§ RECORDS TO PROCESS
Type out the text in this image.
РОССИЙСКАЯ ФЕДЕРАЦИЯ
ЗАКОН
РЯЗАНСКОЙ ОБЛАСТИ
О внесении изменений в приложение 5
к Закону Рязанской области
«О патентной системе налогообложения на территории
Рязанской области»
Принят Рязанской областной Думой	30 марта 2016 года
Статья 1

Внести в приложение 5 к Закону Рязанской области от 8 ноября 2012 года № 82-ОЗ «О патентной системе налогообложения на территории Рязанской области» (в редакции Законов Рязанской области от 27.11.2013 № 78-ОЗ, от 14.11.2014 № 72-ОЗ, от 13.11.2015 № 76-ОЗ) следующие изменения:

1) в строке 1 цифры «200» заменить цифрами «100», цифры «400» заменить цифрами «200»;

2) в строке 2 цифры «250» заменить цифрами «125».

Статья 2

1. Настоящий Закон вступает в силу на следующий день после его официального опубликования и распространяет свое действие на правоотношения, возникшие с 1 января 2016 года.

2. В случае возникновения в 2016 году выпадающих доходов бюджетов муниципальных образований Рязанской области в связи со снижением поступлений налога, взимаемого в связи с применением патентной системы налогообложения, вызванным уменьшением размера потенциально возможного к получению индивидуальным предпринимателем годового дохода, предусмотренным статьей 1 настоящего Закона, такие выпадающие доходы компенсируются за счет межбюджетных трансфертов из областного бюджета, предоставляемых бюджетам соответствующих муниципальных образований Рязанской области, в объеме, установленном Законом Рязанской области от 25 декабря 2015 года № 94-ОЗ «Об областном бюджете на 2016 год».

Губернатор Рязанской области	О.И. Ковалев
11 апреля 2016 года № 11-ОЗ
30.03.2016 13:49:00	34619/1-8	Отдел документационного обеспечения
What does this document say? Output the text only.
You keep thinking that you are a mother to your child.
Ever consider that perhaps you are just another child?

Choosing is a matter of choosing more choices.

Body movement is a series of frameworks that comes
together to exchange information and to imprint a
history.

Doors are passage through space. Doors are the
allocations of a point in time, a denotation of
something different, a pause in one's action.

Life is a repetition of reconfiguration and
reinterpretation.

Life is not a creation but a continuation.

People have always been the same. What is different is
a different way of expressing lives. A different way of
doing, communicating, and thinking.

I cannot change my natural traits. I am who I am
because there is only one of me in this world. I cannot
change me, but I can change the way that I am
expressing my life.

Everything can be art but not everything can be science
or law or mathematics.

§ PROMPT
Identify the lines that hold the word "патентной". Copy every one of them.

§ WRITTEN SOLUTION
«О патентной системе налогообложения на территории
Внести в приложение 5 к Закону Рязанской области от 8 ноября 2012 года № 82-ОЗ «О патентной системе налогообложения на территории Рязанской области» (в редакции Законов Рязанской области от 27.11.2013 № 78-ОЗ, от 14.11.2014 № 72-ОЗ, от 13.11.2015 № 76-ОЗ) следующие изменения:
2. В случае возникновения в 2016 году выпадающих доходов бюджетов муниципальных образований Рязанской области в связи со снижением поступлений налога, взимаемого в связи с применением патентной системы налогообложения, вызванным уменьшением размера потенциально возможного к получению индивидуальным предпринимателем годового дохода, предусмотренным статьей 1 настоящего Закона, такие выпадающие доходы компенсируются за счет межбюджетных трансфертов из областного бюджета, предоставляемых бюджетам соответствующих муниципальных образований Рязанской области, в объеме, установленном Законом Рязанской области от 25 декабря 2015 года № 94-ОЗ «Об областном бюджете на 2016 год».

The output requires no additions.